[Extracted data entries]
■ ■ ■ ■ ■ ■ ■

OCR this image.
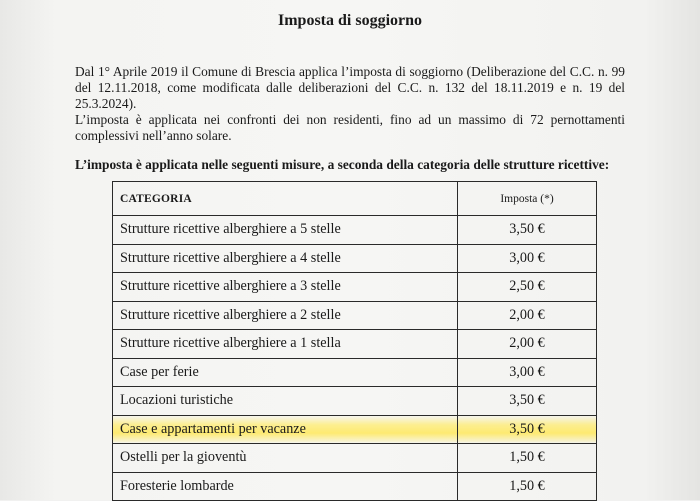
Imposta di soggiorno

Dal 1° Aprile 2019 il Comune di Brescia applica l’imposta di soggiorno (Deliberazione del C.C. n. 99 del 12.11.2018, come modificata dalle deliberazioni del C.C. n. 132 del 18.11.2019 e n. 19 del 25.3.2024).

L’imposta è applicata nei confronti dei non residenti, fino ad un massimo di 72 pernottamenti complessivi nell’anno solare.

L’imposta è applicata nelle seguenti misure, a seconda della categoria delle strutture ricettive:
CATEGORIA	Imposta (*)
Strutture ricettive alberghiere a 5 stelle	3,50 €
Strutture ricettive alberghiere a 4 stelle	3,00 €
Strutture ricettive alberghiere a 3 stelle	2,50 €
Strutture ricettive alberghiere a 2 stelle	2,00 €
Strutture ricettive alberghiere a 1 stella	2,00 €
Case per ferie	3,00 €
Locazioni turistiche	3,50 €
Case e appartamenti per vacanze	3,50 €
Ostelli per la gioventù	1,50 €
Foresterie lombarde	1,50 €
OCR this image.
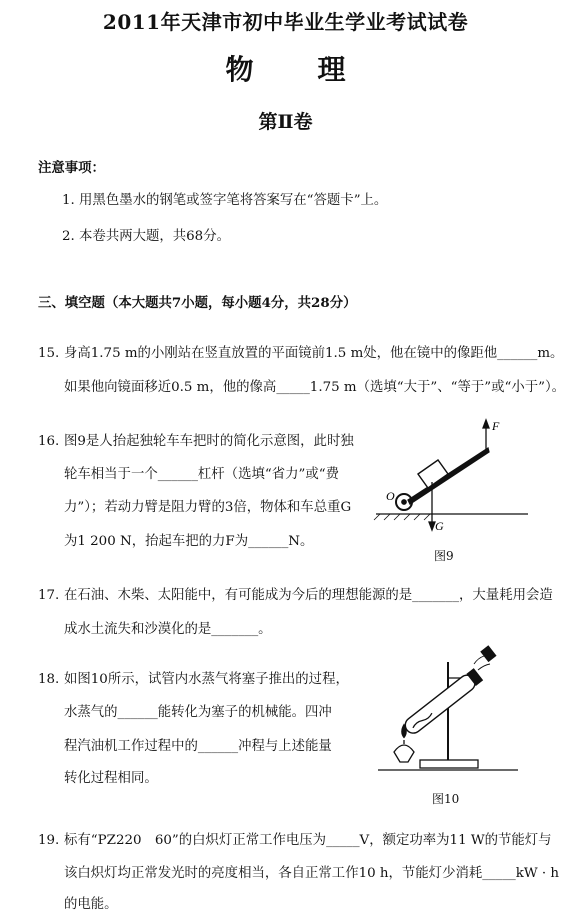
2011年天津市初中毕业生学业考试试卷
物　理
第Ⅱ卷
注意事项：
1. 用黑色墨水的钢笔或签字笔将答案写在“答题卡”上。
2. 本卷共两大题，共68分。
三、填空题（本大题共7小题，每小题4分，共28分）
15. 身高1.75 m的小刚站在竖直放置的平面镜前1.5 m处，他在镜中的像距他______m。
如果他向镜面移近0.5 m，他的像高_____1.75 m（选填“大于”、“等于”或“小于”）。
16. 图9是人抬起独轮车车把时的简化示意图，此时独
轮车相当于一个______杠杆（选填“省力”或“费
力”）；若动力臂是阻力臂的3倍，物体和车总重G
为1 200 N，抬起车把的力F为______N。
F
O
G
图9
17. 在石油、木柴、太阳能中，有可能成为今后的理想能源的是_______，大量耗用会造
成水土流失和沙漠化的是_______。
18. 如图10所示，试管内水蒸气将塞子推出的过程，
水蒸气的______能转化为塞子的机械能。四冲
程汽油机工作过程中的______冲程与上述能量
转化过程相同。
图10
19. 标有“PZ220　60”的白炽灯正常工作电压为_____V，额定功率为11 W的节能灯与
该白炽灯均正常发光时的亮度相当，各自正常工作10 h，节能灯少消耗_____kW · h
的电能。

■ ■ ■ ■ ■ ■ ■

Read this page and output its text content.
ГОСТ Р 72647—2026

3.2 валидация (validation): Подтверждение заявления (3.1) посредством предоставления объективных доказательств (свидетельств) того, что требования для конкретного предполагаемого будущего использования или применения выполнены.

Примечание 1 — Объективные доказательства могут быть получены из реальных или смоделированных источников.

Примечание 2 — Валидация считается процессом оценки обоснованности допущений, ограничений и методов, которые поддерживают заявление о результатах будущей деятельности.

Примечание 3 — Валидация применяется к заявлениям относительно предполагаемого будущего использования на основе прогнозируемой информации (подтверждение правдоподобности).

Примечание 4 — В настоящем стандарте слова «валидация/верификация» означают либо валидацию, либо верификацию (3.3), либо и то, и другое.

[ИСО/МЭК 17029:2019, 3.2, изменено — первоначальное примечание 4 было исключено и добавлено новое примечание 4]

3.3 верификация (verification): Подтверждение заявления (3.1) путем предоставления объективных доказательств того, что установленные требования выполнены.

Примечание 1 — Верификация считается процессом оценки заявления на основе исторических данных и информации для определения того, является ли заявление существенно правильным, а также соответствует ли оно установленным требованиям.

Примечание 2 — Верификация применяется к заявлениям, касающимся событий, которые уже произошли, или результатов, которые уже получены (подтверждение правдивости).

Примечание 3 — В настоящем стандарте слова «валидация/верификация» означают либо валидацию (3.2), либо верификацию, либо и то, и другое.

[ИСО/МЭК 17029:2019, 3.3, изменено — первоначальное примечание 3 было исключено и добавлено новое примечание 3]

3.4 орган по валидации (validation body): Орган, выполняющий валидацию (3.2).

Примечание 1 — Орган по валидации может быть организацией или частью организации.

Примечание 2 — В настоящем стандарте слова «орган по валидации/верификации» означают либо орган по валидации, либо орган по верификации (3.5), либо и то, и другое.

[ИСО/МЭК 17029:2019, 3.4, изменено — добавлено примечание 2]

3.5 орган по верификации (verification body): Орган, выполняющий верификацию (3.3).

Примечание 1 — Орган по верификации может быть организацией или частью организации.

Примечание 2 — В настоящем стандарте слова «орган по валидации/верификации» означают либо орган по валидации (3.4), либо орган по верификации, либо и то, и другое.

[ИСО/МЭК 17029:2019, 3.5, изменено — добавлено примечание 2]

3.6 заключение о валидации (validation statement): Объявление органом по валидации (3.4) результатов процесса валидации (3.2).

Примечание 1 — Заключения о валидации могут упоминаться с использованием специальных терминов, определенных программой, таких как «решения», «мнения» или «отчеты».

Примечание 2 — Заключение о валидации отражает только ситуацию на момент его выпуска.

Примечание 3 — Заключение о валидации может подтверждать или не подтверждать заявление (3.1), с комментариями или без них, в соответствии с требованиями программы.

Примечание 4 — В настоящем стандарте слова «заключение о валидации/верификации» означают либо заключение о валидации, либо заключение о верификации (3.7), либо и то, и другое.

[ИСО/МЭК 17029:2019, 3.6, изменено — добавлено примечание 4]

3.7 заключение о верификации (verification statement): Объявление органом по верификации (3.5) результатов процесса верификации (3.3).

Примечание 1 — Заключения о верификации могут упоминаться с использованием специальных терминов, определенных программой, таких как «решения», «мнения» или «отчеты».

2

■ ■ ■ ■ ■ ■ ■

> _What the task asks_
Copy every line in the listing above where the string "процесса" turns up.

> _Problem solution_
3.6 заключение о валидации (validation statement): Объявление органом по валидации (3.4) результатов процесса валидации (3.2).
3.7 заключение о верификации (verification statement): Объявление органом по верификации (3.5) результатов процесса верификации (3.3).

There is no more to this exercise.